Stored entries:
____
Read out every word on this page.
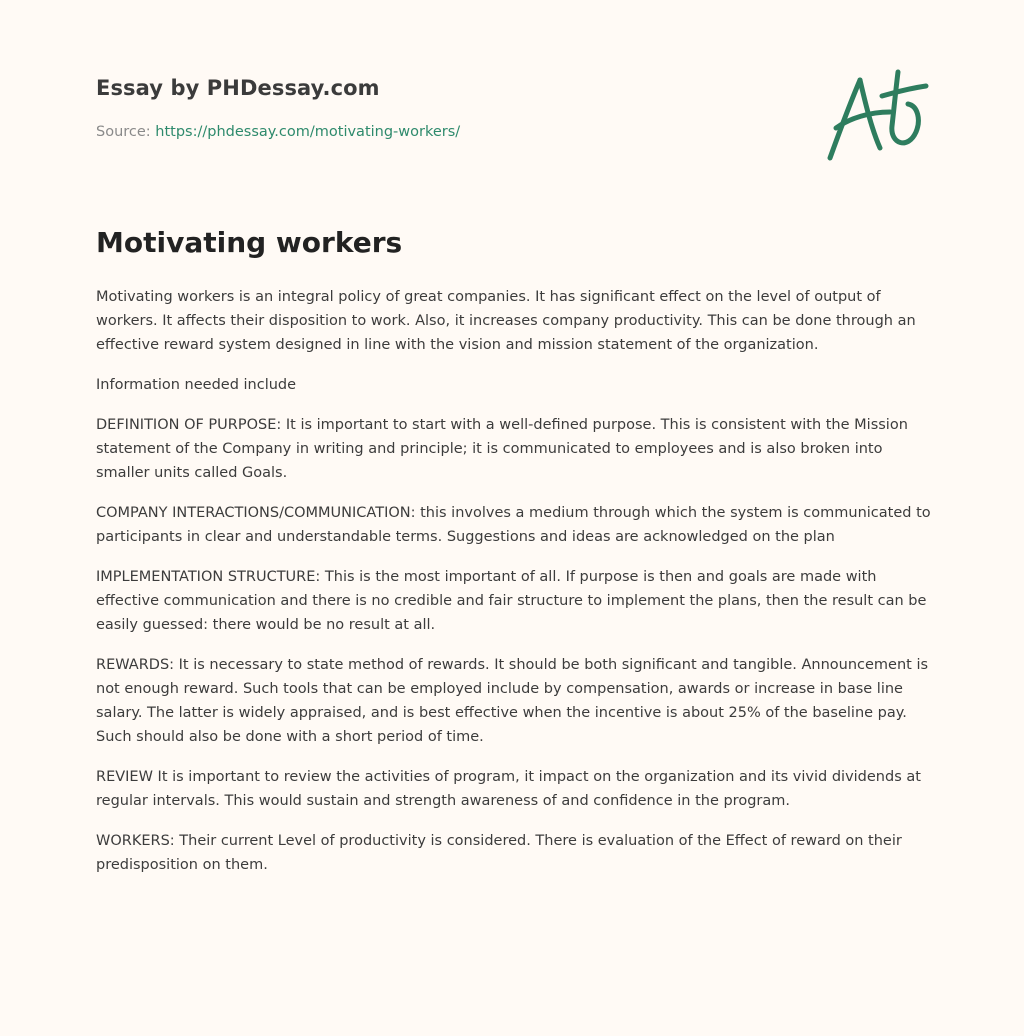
Essay by PHDessay.com
Source: https://phdessay.com/motivating-workers/
Motivating workers

Motivating workers is an integral policy of great companies. It has significant effect on the level of output of workers. It affects their disposition to work. Also, it increases company productivity. This can be done through an effective reward system designed in line with the vision and mission statement of the organization.

Information needed include

DEFINITION OF PURPOSE: It is important to start with a well-defined purpose. This is consistent with the Mission statement of the Company in writing and principle; it is communicated to employees and is also broken into smaller units called Goals.

COMPANY INTERACTIONS/COMMUNICATION: this involves a medium through which the system is communicated to participants in clear and understandable terms. Suggestions and ideas are acknowledged on the plan

IMPLEMENTATION STRUCTURE: This is the most important of all. If purpose is then and goals are made with effective communication and there is no credible and fair structure to implement the plans, then the result can be easily guessed: there would be no result at all.

REWARDS: It is necessary to state method of rewards. It should be both significant and tangible. Announcement is not enough reward. Such tools that can be employed include by compensation, awards or increase in base line salary. The latter is widely appraised, and is best effective when the incentive is about 25% of the baseline pay. Such should also be done with a short period of time.

REVIEW It is important to review the activities of program, it impact on the organization and its vivid dividends at regular intervals. This would sustain and strength awareness of and confidence in the program.

WORKERS: Their current Level of productivity is considered. There is evaluation of the Effect of reward on their predisposition on them.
____
Do this:
Transcribe all entries above exactly. Drop the pictures.

Solved exercise:
Read out every word on this page.
Essay by PHDessay.com
Source: https://phdessay.com/motivating-workers/
Motivating workers

Motivating workers is an integral policy of great companies. It has significant effect on the level of output of workers. It affects their disposition to work. Also, it increases company productivity. This can be done through an effective reward system designed in line with the vision and mission statement of the organization.

Information needed include

DEFINITION OF PURPOSE: It is important to start with a well-defined purpose. This is consistent with the Mission statement of the Company in writing and principle; it is communicated to employees and is also broken into smaller units called Goals.

COMPANY INTERACTIONS/COMMUNICATION: this involves a medium through which the system is communicated to participants in clear and understandable terms. Suggestions and ideas are acknowledged on the plan

IMPLEMENTATION STRUCTURE: This is the most important of all. If purpose is then and goals are made with effective communication and there is no credible and fair structure to implement the plans, then the result can be easily guessed: there would be no result at all.

REWARDS: It is necessary to state method of rewards. It should be both significant and tangible. Announcement is not enough reward. Such tools that can be employed include by compensation, awards or increase in base line salary. The latter is widely appraised, and is best effective when the incentive is about 25% of the baseline pay. Such should also be done with a short period of time.

REVIEW It is important to review the activities of program, it impact on the organization and its vivid dividends at regular intervals. This would sustain and strength awareness of and confidence in the program.

WORKERS: Their current Level of productivity is considered. There is evaluation of the Effect of reward on their predisposition on them.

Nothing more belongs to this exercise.